▸ Exercise instructions: Extract all lines that hold "JSON" from the records below.

▸ Figure dataset records:

—————

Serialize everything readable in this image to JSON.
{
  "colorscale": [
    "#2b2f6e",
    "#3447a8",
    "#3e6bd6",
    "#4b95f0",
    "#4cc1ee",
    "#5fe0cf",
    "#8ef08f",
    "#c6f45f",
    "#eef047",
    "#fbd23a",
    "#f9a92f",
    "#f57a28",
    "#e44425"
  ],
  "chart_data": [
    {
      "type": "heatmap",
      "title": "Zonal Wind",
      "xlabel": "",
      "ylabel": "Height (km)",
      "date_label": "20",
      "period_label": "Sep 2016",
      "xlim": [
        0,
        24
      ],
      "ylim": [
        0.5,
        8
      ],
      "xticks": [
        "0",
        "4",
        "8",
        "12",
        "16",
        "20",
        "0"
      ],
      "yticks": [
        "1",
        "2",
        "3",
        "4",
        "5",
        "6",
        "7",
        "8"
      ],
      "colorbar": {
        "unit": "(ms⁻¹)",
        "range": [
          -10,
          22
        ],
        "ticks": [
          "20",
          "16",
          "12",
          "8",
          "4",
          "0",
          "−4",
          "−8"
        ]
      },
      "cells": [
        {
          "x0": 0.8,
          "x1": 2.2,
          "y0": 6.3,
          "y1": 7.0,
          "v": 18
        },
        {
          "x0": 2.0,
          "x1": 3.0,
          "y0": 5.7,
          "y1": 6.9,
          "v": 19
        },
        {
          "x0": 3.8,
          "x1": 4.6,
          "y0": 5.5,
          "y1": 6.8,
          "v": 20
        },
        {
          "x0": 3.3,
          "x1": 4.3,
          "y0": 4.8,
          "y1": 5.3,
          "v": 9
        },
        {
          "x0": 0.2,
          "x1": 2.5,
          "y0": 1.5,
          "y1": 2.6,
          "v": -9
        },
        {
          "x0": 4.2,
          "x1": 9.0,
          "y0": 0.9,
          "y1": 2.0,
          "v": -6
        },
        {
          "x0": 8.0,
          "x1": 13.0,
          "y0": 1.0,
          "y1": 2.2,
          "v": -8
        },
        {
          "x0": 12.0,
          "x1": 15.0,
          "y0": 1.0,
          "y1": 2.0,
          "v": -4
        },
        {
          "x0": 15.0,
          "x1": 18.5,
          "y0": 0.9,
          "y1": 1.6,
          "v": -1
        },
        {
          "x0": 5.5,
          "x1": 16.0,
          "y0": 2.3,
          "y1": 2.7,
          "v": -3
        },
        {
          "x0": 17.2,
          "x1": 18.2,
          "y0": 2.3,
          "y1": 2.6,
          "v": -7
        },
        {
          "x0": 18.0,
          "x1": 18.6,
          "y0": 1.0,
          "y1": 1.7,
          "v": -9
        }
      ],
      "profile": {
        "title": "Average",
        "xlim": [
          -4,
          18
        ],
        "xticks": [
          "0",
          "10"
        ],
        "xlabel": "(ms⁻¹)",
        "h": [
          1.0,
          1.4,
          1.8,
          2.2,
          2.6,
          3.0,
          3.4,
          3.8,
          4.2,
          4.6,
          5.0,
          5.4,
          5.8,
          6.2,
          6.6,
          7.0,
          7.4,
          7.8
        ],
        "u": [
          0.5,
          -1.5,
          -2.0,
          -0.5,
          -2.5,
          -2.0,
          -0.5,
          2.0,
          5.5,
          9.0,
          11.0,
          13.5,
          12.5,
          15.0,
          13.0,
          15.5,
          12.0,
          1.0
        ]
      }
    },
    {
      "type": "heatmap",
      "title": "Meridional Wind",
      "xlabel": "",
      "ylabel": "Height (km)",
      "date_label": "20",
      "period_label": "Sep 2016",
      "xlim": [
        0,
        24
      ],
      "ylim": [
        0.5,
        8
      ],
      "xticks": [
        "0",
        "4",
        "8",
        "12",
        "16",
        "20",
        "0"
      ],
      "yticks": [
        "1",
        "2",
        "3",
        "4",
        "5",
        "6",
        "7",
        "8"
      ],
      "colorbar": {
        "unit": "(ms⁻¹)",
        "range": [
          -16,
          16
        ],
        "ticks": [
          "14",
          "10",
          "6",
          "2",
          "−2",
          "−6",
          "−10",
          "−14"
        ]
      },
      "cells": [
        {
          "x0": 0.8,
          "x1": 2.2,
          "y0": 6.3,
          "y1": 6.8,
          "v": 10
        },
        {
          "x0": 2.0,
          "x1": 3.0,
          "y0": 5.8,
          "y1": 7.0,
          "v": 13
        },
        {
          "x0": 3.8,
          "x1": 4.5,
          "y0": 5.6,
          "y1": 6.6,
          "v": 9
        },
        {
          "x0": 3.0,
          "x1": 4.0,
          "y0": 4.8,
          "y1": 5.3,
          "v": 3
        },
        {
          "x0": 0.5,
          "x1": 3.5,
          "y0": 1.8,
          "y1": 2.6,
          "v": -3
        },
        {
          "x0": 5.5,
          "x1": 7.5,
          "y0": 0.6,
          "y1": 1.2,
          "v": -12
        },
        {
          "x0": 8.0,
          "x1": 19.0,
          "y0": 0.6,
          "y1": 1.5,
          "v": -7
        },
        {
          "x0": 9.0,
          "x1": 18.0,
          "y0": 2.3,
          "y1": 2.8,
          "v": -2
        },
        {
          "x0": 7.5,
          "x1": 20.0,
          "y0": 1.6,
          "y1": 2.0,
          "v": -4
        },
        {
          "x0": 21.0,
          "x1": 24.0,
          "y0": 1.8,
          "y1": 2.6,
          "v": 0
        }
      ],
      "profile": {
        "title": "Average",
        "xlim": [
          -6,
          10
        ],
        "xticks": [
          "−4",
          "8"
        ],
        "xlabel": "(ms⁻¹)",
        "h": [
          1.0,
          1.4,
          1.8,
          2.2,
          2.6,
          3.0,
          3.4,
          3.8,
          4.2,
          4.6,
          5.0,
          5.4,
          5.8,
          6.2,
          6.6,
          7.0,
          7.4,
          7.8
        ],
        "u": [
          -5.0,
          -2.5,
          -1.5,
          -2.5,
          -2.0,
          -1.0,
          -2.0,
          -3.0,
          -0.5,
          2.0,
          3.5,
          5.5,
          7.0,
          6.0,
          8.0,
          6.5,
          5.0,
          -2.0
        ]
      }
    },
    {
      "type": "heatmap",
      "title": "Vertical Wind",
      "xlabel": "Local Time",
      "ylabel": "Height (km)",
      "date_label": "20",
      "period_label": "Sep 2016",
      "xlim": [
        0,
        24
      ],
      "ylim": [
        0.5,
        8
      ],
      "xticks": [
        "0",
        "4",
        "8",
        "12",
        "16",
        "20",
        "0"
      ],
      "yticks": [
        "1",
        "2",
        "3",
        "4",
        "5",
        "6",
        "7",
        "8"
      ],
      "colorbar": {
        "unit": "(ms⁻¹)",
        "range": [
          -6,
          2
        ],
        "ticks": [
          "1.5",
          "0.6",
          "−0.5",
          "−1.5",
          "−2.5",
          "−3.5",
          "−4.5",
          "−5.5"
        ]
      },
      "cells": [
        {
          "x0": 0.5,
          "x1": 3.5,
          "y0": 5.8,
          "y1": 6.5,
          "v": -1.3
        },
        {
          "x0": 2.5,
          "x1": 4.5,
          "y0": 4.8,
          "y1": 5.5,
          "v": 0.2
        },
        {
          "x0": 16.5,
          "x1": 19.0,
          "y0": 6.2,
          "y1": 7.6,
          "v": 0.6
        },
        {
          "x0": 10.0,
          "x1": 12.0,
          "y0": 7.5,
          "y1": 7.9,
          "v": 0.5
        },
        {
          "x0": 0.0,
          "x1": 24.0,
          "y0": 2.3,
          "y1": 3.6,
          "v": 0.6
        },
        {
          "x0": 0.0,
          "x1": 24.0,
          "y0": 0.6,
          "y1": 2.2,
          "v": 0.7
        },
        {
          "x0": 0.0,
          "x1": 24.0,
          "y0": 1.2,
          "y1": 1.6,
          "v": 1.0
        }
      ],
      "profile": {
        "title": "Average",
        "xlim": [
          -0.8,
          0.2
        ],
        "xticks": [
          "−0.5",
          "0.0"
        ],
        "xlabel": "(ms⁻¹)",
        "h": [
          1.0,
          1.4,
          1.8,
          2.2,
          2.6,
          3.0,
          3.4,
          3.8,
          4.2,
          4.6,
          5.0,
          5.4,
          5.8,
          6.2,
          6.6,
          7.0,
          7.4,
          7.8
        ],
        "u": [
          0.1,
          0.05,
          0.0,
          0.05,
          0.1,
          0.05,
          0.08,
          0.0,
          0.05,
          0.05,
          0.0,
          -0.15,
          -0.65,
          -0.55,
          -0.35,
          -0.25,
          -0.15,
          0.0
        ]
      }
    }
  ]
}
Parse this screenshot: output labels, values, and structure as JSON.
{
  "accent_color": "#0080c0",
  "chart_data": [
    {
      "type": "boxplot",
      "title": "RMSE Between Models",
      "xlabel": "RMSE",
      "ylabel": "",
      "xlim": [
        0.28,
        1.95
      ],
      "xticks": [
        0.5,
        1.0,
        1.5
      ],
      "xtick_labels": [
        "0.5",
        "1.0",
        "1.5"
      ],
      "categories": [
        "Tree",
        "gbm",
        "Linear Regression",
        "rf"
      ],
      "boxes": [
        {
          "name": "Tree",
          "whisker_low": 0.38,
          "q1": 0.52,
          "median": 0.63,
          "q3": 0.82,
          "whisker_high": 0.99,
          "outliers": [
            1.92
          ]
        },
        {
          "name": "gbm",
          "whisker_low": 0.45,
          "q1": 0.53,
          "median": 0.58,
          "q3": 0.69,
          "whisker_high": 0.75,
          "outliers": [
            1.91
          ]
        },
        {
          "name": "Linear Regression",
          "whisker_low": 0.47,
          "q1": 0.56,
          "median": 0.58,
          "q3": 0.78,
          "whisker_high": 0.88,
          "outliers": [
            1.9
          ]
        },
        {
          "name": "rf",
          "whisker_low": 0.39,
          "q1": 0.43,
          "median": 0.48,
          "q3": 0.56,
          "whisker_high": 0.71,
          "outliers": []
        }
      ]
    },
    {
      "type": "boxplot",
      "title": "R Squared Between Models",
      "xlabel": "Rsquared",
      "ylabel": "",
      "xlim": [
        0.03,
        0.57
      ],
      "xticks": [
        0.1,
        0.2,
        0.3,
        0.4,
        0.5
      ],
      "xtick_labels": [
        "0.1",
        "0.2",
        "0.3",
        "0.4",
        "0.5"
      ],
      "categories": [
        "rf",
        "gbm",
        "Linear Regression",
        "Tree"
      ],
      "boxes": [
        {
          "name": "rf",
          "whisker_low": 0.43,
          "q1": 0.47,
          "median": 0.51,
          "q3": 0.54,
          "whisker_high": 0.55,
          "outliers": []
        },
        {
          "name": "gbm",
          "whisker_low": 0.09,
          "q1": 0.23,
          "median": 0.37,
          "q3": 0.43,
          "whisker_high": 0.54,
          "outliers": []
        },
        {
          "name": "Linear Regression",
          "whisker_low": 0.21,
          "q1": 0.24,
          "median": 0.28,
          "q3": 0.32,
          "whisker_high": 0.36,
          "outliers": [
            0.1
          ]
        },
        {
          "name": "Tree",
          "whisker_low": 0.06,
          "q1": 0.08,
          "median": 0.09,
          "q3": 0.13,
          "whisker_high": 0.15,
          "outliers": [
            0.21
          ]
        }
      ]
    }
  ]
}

—————

▸ The output:
Serialize everything readable in this image to JSON.
Parse this screenshot: output labels, values, and structure as JSON.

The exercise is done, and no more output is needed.